• _Given passage_

    Yes, this:

    Finder sucks ass.

    That's pretty much all there is to it to answer your question. Most things on OS X are great, but Finder is a huge, festering piece of crap that doesn't handle network drives worth crap, doesn't handle large folders worth crap, and doesn't have as many features as Finder in OS 9 did. And 5 releases later, Apple still hasn't fixed it.

    It's infuriating.

  2. Re:Beagle allready does this! by Whiney+Mac+Fanboy · · Score: 4, Insightful

    These claims that Linux features are creeping into OS X is bogus;

    Sensible people realise that all the major Operating Systems copy both from each other and (more commonly) research Operating Systems.

    People who see feature X is linux, then see it in OS X & Windows may incorrectly come to the conclusion that OS X & Windows are copying linux.

    It's far more likely however that all three operating systems copied feature X from $weird_academic_researh_OS.

    --
    There are shills on slashdot. Apparently, I'm one of them.
  3. Re:Beagle allready does this! by Anonymous Coward · · Score: 5, Insightful

    apt-get isn't the recommended way to install applications in Ubuntu. Synaptic, a nice GUI front end to parts of the apt suite, is. No need to type anything except for an administrator password.

• _Task_
Duplicate the section of the forum comments above that opens with the words containing "It's far more" and closes with "an administrator password.".

Entries from a data source:
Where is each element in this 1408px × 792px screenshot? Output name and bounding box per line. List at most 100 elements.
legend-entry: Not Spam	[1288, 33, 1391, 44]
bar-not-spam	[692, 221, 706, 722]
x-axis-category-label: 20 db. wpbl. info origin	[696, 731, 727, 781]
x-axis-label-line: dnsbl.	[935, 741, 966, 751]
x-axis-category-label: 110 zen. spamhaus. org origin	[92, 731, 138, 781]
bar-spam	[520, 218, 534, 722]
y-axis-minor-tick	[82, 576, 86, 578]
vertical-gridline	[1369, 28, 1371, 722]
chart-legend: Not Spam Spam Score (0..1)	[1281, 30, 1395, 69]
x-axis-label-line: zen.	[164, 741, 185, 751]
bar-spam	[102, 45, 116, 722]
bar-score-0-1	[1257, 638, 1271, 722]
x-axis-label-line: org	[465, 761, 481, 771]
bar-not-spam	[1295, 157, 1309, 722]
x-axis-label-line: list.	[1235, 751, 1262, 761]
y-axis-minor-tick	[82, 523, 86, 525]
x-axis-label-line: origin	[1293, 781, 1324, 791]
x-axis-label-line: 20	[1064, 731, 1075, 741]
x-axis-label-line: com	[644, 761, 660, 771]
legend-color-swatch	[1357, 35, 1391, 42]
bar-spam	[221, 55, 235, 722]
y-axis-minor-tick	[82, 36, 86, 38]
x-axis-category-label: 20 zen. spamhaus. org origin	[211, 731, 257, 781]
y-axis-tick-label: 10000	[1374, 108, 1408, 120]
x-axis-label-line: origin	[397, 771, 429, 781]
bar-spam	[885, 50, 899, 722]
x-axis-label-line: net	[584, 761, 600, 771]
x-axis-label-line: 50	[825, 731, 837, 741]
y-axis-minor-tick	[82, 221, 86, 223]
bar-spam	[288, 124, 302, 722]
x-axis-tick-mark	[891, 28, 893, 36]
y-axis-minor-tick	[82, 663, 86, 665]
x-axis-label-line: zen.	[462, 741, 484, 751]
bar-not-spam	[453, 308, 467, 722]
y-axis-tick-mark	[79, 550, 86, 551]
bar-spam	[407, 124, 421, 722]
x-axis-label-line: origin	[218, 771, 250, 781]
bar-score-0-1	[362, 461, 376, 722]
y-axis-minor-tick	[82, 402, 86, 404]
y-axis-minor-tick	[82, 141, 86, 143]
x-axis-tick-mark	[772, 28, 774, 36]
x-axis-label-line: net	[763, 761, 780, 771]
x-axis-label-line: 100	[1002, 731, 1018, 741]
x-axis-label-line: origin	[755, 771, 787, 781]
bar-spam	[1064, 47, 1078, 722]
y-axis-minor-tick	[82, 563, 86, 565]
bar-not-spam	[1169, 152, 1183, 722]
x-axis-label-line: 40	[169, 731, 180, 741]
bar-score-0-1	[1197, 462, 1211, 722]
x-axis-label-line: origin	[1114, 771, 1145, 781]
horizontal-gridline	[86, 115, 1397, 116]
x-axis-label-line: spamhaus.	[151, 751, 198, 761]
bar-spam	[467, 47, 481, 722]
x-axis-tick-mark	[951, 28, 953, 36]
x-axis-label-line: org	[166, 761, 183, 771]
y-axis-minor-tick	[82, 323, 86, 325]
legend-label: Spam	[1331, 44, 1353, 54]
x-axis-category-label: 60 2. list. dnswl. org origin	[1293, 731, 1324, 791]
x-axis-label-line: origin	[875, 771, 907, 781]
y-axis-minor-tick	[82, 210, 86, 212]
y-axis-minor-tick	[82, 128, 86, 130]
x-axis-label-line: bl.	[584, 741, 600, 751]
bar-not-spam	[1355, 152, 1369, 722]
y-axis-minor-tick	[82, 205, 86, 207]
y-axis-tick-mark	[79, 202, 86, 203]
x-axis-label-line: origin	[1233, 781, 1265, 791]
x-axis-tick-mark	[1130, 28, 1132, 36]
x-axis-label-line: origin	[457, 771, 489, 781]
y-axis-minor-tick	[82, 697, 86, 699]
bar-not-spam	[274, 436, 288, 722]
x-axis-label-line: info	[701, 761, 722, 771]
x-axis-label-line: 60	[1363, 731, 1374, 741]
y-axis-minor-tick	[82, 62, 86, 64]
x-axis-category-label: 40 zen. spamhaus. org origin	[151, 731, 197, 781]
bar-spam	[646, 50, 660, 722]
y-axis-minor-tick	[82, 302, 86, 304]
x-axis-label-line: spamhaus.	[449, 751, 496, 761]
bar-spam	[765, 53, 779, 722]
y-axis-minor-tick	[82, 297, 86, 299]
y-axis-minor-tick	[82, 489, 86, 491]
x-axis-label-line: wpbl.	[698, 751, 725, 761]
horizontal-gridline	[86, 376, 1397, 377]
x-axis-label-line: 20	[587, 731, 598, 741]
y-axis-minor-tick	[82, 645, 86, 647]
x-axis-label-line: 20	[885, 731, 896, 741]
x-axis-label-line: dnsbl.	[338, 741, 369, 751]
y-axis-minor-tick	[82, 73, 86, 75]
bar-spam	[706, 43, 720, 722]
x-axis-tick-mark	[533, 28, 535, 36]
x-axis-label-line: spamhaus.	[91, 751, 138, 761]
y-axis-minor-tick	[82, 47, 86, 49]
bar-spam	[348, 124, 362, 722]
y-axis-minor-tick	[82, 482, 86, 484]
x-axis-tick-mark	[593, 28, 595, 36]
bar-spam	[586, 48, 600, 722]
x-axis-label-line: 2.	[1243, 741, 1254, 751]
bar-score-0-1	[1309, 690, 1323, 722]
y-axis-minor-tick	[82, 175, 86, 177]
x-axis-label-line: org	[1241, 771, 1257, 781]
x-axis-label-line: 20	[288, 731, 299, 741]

• _Answer space_
It's far more likely however that all three operating systems copied feature X from $weird_academic_researh_OS.

    --
    There are shills on slashdot. Apparently, I'm one of them.
  3. Re:Beagle allready does this! by Anonymous Coward · · Score: 5, Insightful

    apt-get isn't the recommended way to install applications in Ubuntu. Synaptic, a nice GUI front end to parts of the apt suite, is. No need to type anything except for an administrator password.